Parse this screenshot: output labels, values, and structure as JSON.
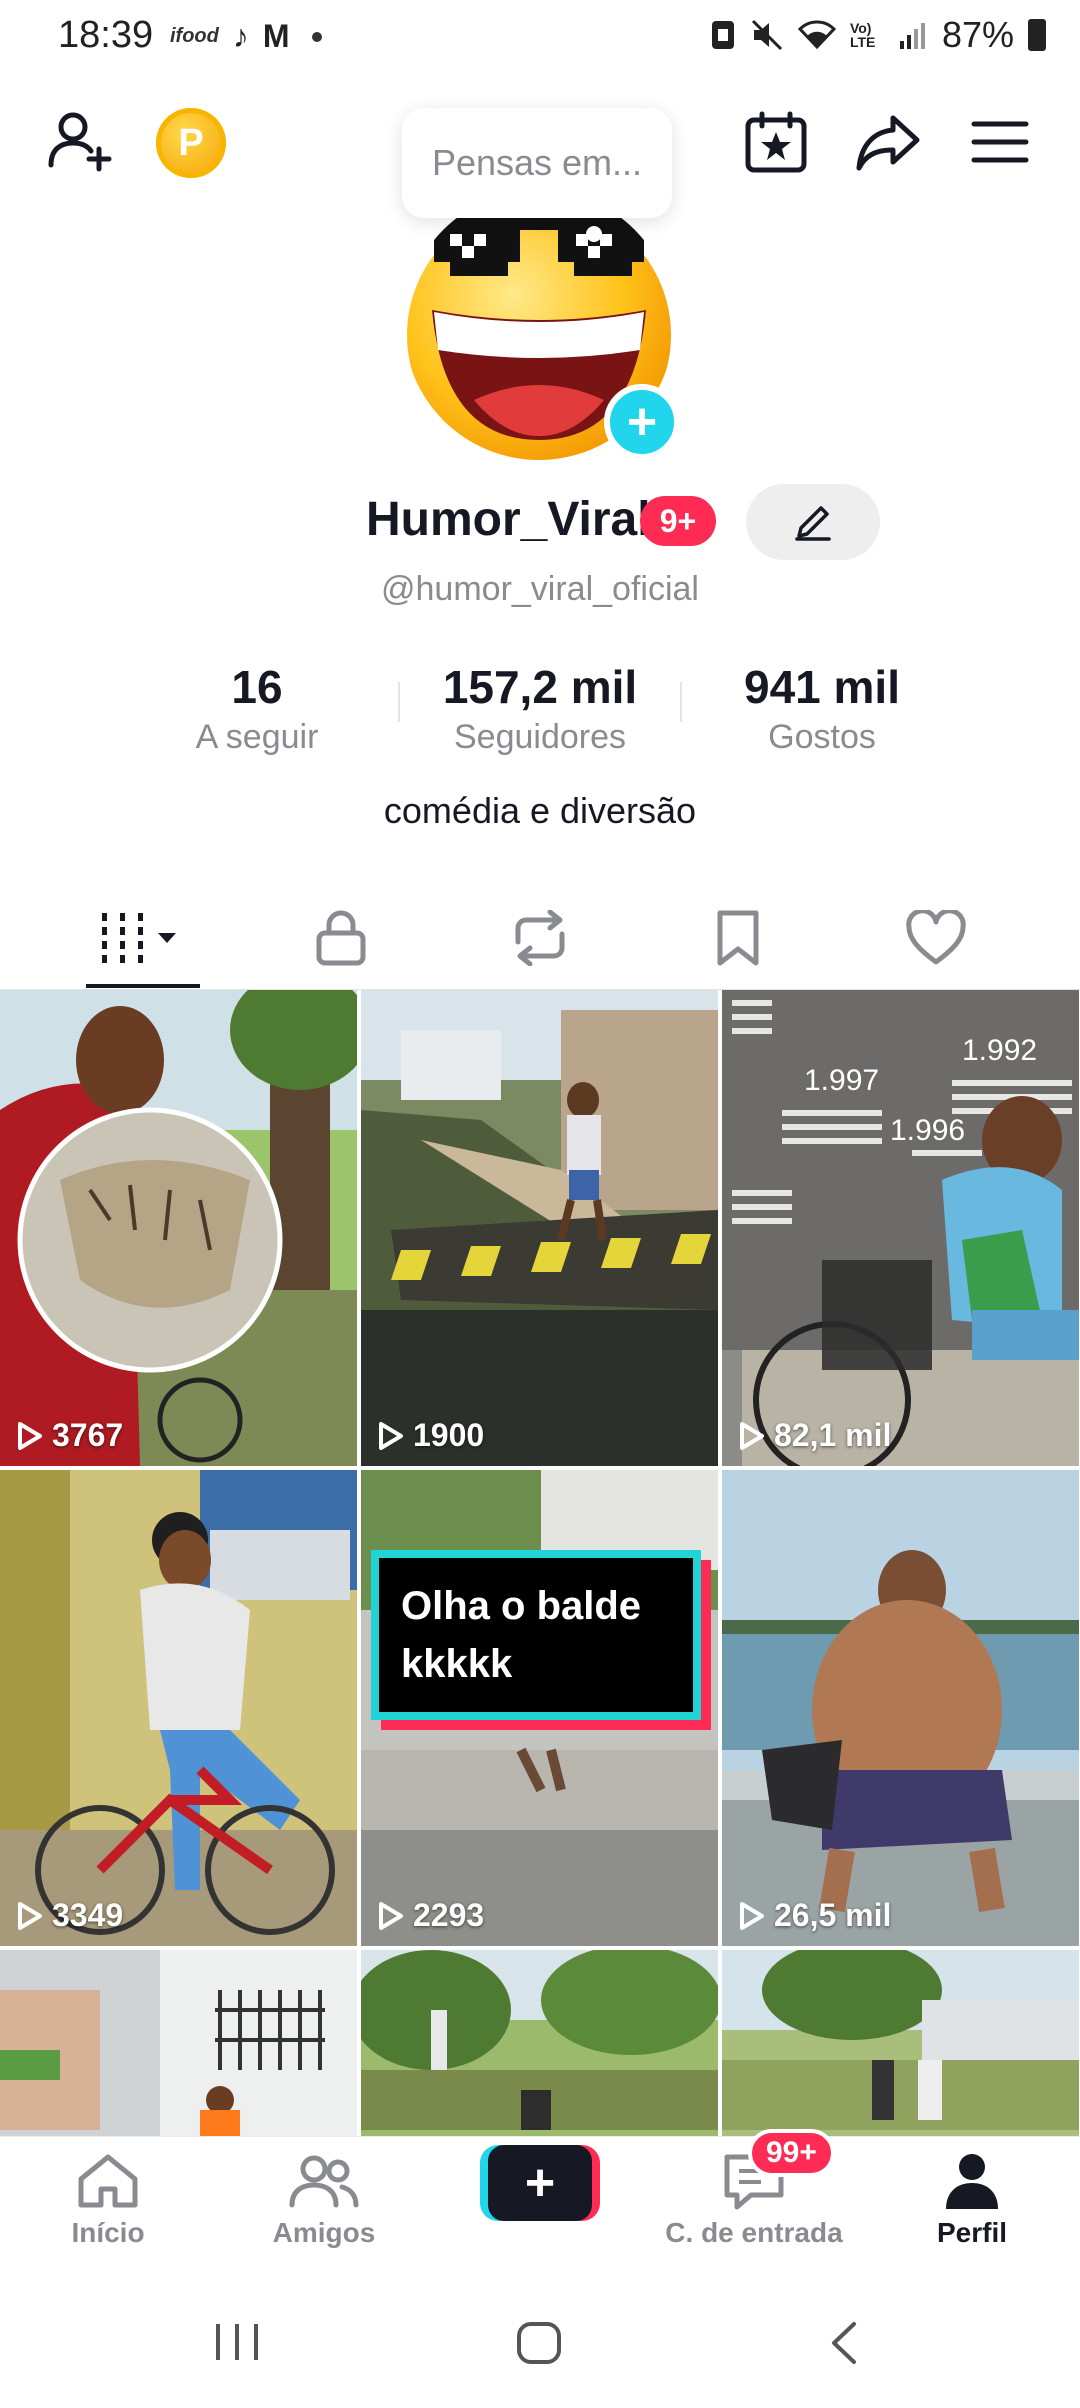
{
  "status_bar": {
    "time": "18:39",
    "left_icons": [
      "ifood-icon",
      "tiktok-icon",
      "gmail-icon",
      "dot"
    ],
    "ifood_text": "ifood",
    "battery": "87%",
    "network": "Vo) LTE"
  },
  "top_bar": {
    "add_friend_icon": "person-plus-icon",
    "coin_letter": "P",
    "thought_bubble": "Pensas em...",
    "calendar_icon": "calendar-star-icon",
    "share_icon": "share-arrow-icon",
    "menu_icon": "hamburger-menu-icon"
  },
  "profile": {
    "display_name": "Humor_Viral",
    "name_badge": "9+",
    "handle": "@humor_viral_oficial",
    "bio": "comédia e diversão",
    "stats": [
      {
        "value": "16",
        "label": "A seguir"
      },
      {
        "value": "157,2 mil",
        "label": "Seguidores"
      },
      {
        "value": "941 mil",
        "label": "Gostos"
      }
    ]
  },
  "tabs": [
    {
      "name": "videos",
      "icon": "grid-bars-icon",
      "active": true
    },
    {
      "name": "private",
      "icon": "lock-icon",
      "active": false
    },
    {
      "name": "reposts",
      "icon": "repost-icon",
      "active": false
    },
    {
      "name": "favorites",
      "icon": "bookmark-icon",
      "active": false
    },
    {
      "name": "liked",
      "icon": "heart-icon",
      "active": false
    }
  ],
  "videos": [
    {
      "views": "3767"
    },
    {
      "views": "1900"
    },
    {
      "views": "82,1 mil"
    },
    {
      "views": "3349"
    },
    {
      "views": "2293",
      "caption": "Olha o balde\nkkkkk"
    },
    {
      "views": "26,5 mil"
    },
    {
      "views": ""
    },
    {
      "views": ""
    },
    {
      "views": ""
    }
  ],
  "thumb_text_3": {
    "year1": "1.997",
    "year2": "1.992",
    "year3": "1.996"
  },
  "bottom_nav": {
    "home": "Início",
    "friends": "Amigos",
    "inbox": "C. de entrada",
    "inbox_badge": "99+",
    "profile": "Perfil"
  },
  "colors": {
    "accent_red": "#fe2c55",
    "accent_cyan": "#20d5ec",
    "text_primary": "#161823",
    "text_secondary": "#8a8b91"
  }
}
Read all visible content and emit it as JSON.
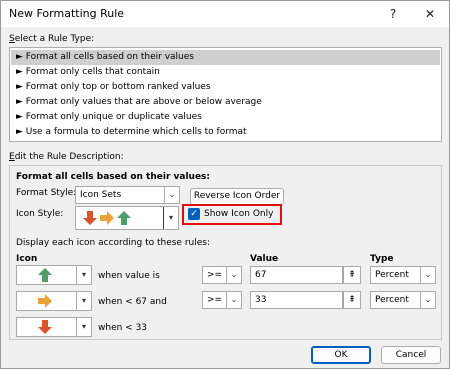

Exercise objective. Retype the records verbatim, but not their images.

Solution to the exercise.
Parse this screenshot: output labels, values, and structure as JSON.
{
  "status_bar": {
    "time": "18:39",
    "left_icons": [
      "ifood-icon",
      "tiktok-icon",
      "gmail-icon",
      "dot"
    ],
    "ifood_text": "ifood",
    "battery": "87%",
    "network": "Vo) LTE"
  },
  "top_bar": {
    "add_friend_icon": "person-plus-icon",
    "coin_letter": "P",
    "thought_bubble": "Pensas em...",
    "calendar_icon": "calendar-star-icon",
    "share_icon": "share-arrow-icon",
    "menu_icon": "hamburger-menu-icon"
  },
  "profile": {
    "display_name": "Humor_Viral",
    "name_badge": "9+",
    "handle": "@humor_viral_oficial",
    "bio": "comédia e diversão",
    "stats": [
      {
        "value": "16",
        "label": "A seguir"
      },
      {
        "value": "157,2 mil",
        "label": "Seguidores"
      },
      {
        "value": "941 mil",
        "label": "Gostos"
      }
    ]
  },
  "tabs": [
    {
      "name": "videos",
      "icon": "grid-bars-icon",
      "active": true
    },
    {
      "name": "private",
      "icon": "lock-icon",
      "active": false
    },
    {
      "name": "reposts",
      "icon": "repost-icon",
      "active": false
    },
    {
      "name": "favorites",
      "icon": "bookmark-icon",
      "active": false
    },
    {
      "name": "liked",
      "icon": "heart-icon",
      "active": false
    }
  ],
  "videos": [
    {
      "views": "3767"
    },
    {
      "views": "1900"
    },
    {
      "views": "82,1 mil"
    },
    {
      "views": "3349"
    },
    {
      "views": "2293",
      "caption": "Olha o balde\nkkkkk"
    },
    {
      "views": "26,5 mil"
    },
    {
      "views": ""
    },
    {
      "views": ""
    },
    {
      "views": ""
    }
  ],
  "thumb_text_3": {
    "year1": "1.997",
    "year2": "1.992",
    "year3": "1.996"
  },
  "bottom_nav": {
    "home": "Início",
    "friends": "Amigos",
    "inbox": "C. de entrada",
    "inbox_badge": "99+",
    "profile": "Perfil"
  },
  "colors": {
    "accent_red": "#fe2c55",
    "accent_cyan": "#20d5ec",
    "text_primary": "#161823",
    "text_secondary": "#8a8b91"
  }
}
Read all visible content and emit it as JSON.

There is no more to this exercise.